• **The data**
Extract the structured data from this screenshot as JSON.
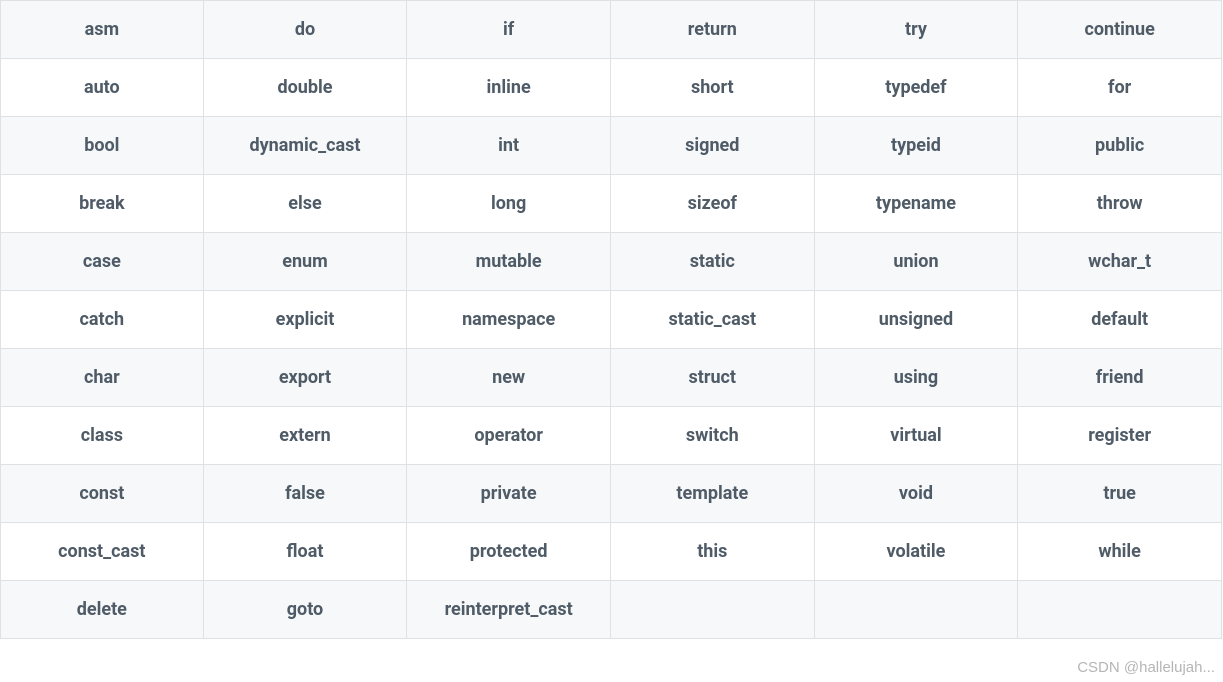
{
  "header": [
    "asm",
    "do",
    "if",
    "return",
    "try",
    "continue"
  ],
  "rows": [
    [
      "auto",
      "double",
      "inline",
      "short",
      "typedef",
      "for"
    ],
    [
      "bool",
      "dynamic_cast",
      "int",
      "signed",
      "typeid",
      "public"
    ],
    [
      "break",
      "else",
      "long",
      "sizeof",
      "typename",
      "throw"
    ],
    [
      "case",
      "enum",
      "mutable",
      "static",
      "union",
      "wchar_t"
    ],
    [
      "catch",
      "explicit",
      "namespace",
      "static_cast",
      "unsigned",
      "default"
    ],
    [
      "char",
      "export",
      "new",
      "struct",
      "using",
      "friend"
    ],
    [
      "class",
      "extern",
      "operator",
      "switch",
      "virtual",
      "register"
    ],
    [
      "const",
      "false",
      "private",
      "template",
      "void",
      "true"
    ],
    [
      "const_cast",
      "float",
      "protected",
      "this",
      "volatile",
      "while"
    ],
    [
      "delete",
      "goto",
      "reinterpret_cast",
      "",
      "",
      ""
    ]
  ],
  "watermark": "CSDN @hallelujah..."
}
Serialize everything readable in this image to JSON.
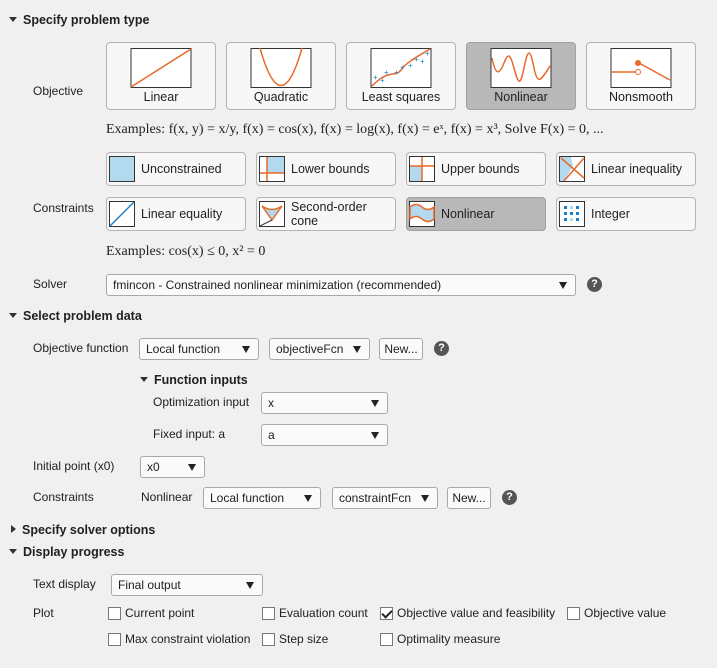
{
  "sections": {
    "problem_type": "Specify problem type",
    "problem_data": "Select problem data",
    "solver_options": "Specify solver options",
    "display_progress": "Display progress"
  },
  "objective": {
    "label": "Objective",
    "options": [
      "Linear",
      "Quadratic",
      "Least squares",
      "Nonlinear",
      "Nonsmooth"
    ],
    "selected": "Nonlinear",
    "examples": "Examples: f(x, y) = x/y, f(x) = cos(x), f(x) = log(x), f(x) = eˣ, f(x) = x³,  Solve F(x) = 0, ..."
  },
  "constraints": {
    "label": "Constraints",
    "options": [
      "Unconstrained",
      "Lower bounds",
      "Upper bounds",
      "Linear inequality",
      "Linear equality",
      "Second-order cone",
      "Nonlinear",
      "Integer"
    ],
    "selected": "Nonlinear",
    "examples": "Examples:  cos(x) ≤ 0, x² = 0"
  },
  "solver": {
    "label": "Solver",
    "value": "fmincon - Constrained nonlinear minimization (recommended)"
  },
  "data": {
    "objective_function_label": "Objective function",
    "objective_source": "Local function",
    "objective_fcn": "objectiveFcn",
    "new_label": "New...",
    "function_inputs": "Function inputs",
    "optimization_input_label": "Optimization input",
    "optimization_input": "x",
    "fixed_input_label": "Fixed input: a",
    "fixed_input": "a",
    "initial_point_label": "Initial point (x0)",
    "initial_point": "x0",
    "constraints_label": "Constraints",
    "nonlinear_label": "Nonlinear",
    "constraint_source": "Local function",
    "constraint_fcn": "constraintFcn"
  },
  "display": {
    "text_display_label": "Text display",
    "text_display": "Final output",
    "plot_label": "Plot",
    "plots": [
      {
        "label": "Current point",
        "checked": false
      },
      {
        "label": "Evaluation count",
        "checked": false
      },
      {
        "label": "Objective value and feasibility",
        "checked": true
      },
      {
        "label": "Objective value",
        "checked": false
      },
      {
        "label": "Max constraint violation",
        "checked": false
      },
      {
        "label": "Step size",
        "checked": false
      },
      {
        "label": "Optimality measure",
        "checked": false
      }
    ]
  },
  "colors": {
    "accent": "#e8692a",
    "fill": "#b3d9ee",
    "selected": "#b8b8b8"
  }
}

...

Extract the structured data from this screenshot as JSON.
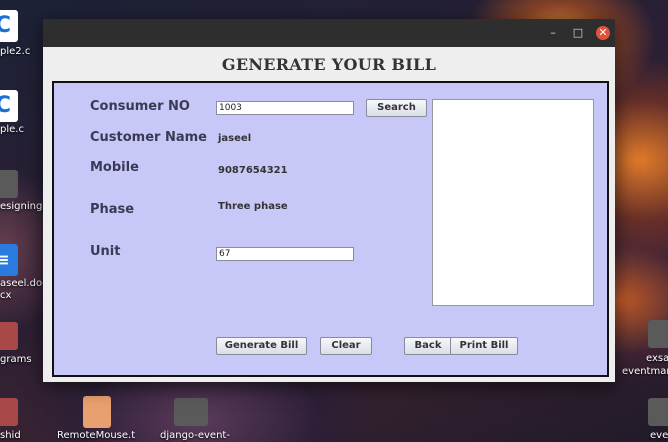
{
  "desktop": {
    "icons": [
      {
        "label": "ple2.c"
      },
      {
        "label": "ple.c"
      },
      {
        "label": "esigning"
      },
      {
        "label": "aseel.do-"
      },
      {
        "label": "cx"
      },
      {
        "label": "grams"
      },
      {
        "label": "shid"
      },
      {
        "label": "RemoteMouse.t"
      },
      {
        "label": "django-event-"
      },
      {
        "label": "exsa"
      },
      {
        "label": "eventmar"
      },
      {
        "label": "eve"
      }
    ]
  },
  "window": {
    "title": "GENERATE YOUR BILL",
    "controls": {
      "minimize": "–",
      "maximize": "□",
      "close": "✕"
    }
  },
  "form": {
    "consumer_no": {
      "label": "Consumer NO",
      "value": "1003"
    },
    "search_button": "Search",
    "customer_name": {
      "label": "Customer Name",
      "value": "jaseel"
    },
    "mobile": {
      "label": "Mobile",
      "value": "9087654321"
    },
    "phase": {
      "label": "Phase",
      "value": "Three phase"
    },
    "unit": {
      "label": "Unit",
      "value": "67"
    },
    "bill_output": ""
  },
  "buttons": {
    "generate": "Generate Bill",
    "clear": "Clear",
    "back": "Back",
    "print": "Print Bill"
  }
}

--

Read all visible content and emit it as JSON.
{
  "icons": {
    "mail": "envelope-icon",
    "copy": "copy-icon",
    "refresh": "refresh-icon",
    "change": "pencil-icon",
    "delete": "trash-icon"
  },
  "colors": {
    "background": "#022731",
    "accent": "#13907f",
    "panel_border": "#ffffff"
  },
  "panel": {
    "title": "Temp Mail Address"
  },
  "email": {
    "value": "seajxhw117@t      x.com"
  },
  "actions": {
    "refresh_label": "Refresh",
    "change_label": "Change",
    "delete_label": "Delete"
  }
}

• **Short problem**
Scan the lines above for "JSON", then copy every one that has it.

• **Solution below**
Extract the structured data from this screenshot as JSON.
Serialize everything readable in this image to JSON.
Extract the structured data from this screenshot as JSON.
Read all visible content and emit it as JSON.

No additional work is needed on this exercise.